Report the number of lines that hold the string "Marubeni". Leave out any other text.

***

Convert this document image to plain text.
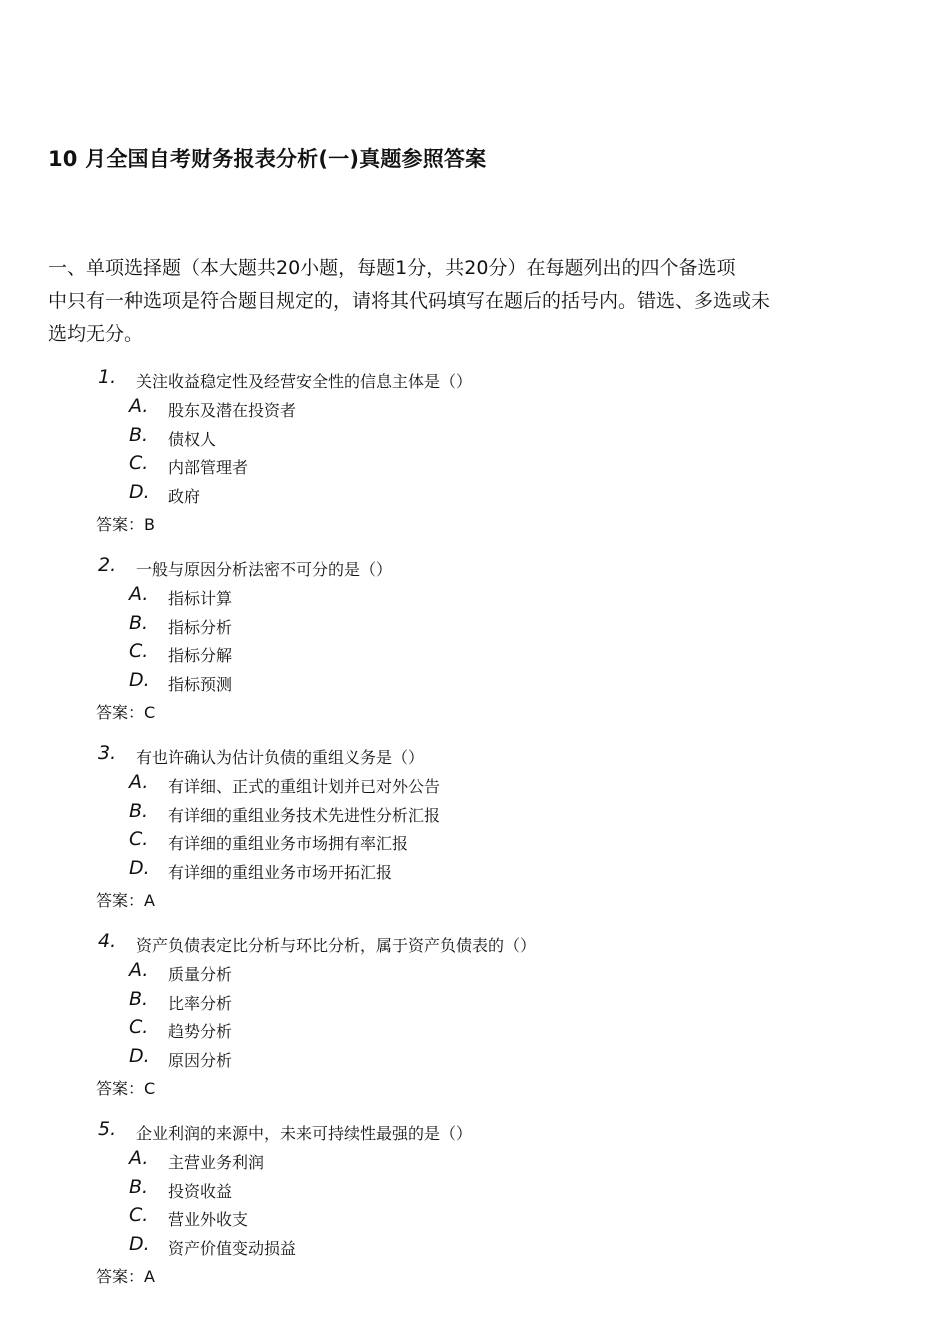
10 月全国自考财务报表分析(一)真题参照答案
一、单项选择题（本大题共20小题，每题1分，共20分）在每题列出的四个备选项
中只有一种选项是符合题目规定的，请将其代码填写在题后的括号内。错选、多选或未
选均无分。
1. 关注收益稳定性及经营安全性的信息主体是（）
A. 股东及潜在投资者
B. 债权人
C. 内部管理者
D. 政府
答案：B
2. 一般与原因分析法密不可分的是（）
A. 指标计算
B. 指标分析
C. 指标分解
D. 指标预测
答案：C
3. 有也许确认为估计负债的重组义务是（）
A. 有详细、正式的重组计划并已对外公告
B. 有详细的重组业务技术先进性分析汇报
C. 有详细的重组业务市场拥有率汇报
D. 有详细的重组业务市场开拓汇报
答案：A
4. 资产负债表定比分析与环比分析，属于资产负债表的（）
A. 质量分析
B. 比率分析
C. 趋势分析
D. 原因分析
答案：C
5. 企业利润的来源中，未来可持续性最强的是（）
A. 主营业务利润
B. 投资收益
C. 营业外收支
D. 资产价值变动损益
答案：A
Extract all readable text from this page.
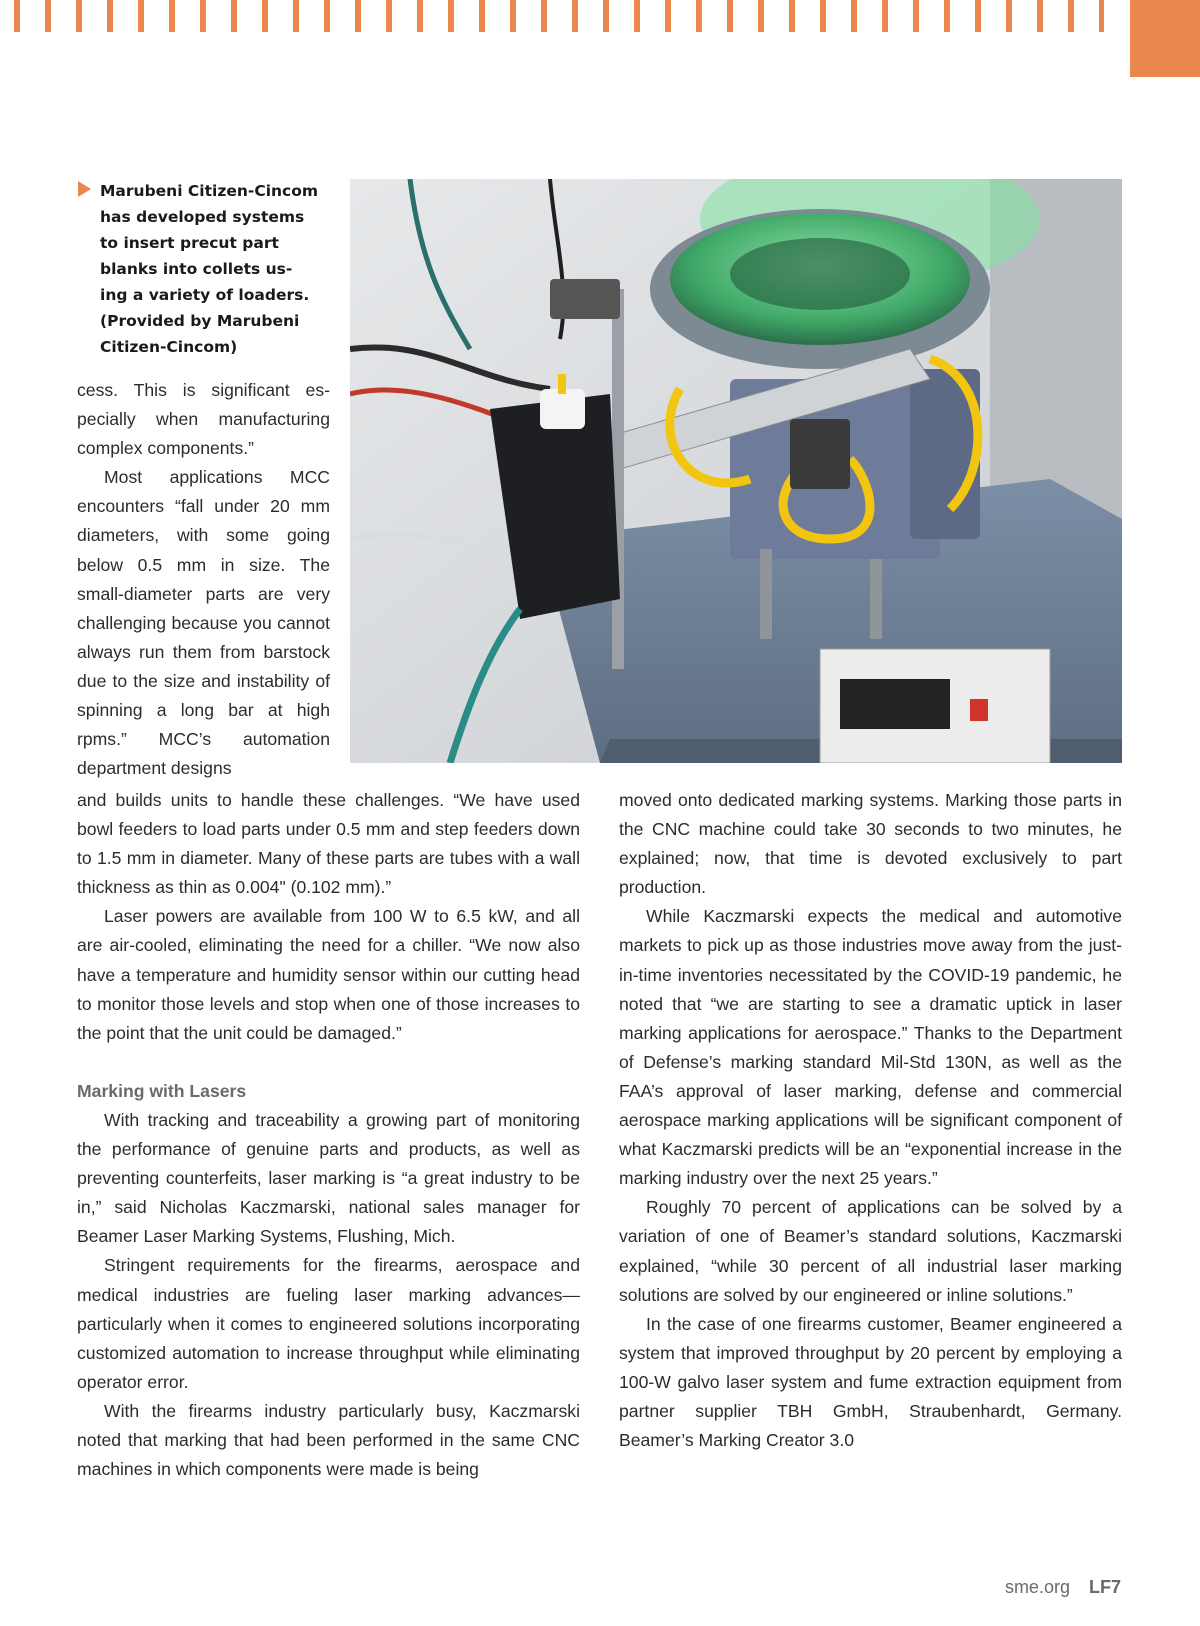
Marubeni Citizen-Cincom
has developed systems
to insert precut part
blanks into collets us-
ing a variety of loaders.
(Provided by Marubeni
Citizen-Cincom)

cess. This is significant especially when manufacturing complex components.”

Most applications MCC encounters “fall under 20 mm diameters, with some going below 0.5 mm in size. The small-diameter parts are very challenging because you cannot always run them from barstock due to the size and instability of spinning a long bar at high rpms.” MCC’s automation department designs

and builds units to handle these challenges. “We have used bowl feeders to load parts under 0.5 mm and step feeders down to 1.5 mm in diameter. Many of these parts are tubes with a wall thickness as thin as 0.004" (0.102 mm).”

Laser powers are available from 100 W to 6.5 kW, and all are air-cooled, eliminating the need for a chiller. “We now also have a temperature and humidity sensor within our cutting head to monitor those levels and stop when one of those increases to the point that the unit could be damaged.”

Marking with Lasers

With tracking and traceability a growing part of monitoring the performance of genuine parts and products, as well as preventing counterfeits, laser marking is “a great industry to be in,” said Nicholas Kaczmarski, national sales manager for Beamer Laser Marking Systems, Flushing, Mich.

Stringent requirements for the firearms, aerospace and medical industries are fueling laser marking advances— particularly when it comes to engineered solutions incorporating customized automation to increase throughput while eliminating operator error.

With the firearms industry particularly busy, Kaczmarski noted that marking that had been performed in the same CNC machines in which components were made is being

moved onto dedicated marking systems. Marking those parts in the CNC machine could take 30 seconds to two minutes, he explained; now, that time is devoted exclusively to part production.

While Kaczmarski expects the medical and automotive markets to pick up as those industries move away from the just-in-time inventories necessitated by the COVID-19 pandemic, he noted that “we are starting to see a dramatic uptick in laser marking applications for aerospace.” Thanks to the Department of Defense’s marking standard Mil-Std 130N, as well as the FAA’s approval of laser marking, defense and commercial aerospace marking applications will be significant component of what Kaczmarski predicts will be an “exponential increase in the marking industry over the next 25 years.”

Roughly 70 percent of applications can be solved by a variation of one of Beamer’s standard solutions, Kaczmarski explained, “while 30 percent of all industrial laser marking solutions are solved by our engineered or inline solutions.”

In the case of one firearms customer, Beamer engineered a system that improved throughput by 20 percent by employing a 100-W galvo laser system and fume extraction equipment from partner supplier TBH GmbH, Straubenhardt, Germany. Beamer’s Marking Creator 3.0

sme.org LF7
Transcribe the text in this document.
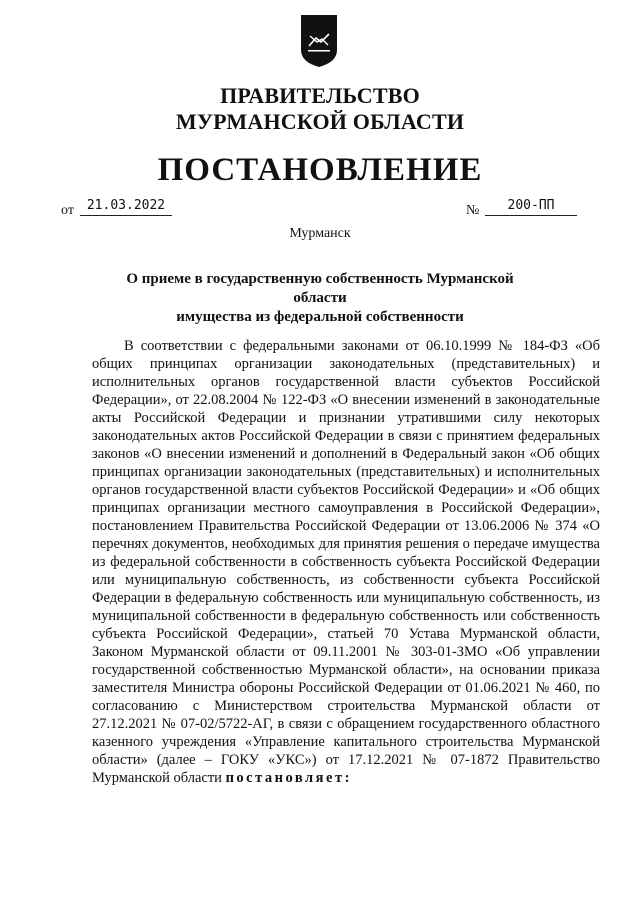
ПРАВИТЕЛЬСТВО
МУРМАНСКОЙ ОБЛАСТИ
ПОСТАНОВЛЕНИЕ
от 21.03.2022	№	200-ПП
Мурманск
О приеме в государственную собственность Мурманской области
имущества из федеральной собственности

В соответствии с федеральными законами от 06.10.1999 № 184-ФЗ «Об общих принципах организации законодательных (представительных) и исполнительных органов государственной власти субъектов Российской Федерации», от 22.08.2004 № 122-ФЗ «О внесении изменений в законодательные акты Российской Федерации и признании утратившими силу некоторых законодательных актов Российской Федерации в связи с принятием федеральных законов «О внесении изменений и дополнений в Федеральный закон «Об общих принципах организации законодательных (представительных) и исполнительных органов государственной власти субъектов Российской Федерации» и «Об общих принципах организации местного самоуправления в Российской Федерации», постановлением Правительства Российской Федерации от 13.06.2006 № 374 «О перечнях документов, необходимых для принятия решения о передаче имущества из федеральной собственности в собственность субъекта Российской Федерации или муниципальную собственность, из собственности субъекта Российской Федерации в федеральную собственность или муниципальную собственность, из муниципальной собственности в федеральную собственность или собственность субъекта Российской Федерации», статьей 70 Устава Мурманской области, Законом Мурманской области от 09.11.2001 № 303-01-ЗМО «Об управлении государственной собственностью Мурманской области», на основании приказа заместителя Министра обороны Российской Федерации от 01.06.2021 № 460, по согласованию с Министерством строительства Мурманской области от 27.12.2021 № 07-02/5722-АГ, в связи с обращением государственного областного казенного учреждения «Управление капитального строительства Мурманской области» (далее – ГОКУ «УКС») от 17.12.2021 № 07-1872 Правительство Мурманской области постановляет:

***

→ **The reply**
2